◆ **Written task**:
Copy each line of the entries that contains the word "text".
-- start --
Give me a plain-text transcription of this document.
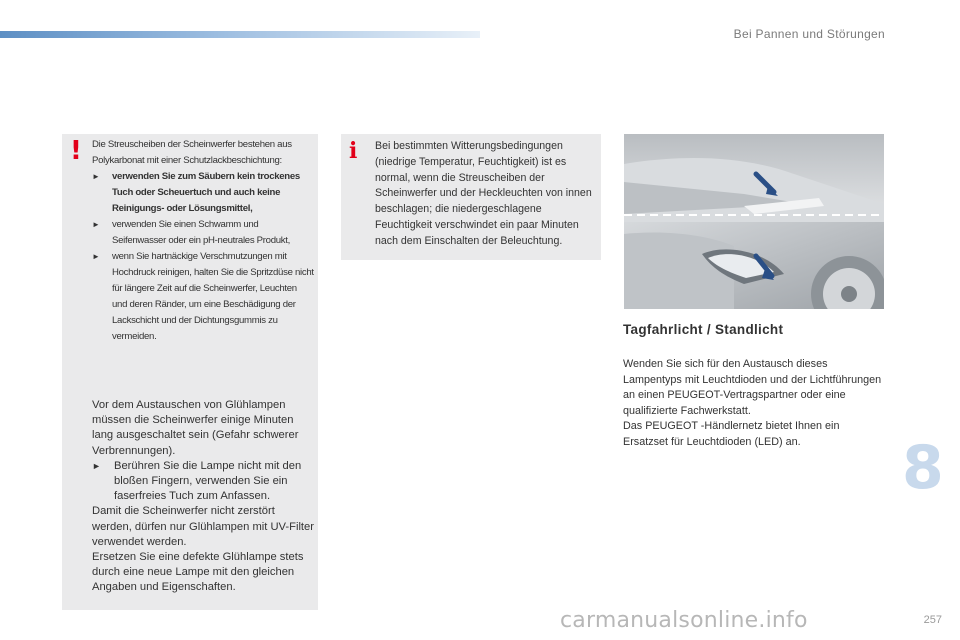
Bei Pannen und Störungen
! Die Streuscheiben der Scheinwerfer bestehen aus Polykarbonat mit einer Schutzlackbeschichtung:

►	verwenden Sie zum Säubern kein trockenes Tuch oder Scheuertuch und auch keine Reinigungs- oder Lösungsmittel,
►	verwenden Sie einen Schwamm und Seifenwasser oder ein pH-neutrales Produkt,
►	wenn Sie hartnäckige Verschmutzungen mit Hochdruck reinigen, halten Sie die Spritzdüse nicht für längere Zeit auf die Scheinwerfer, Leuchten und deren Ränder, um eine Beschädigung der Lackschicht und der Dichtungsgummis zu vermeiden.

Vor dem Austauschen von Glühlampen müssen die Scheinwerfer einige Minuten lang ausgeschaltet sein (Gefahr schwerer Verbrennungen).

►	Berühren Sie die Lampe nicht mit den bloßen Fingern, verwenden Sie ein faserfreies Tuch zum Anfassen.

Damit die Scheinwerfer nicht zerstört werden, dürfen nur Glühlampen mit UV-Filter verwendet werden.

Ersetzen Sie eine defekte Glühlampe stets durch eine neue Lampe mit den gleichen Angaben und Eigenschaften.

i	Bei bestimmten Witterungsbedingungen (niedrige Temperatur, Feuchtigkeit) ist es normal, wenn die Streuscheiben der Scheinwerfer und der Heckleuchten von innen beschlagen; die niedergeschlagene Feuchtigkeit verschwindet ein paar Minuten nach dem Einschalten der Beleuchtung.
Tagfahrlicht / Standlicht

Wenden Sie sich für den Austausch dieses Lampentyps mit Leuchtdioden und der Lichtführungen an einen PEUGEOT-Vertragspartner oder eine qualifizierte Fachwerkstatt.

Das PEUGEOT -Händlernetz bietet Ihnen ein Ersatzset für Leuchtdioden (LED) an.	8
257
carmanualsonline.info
-- end --
-- start --
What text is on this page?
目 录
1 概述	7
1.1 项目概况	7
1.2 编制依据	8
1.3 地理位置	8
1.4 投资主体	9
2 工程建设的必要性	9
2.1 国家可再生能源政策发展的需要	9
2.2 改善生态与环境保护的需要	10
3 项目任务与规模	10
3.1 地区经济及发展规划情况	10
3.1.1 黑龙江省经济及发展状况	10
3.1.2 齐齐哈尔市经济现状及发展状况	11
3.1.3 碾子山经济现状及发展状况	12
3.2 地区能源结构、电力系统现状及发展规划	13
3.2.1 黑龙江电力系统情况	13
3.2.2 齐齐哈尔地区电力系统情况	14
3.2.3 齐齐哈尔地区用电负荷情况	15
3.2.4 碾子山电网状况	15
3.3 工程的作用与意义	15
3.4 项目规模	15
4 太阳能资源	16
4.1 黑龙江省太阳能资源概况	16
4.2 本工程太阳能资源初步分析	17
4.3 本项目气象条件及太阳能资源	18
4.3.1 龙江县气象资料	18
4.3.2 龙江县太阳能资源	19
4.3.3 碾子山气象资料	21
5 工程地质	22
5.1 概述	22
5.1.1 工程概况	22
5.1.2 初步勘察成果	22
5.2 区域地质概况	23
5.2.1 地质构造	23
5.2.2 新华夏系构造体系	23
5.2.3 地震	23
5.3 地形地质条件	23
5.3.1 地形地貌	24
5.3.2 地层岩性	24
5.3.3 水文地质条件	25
-- end --
◆ **Answer to this task**:
Give me a plain-text transcription of this document.
What text is on this page?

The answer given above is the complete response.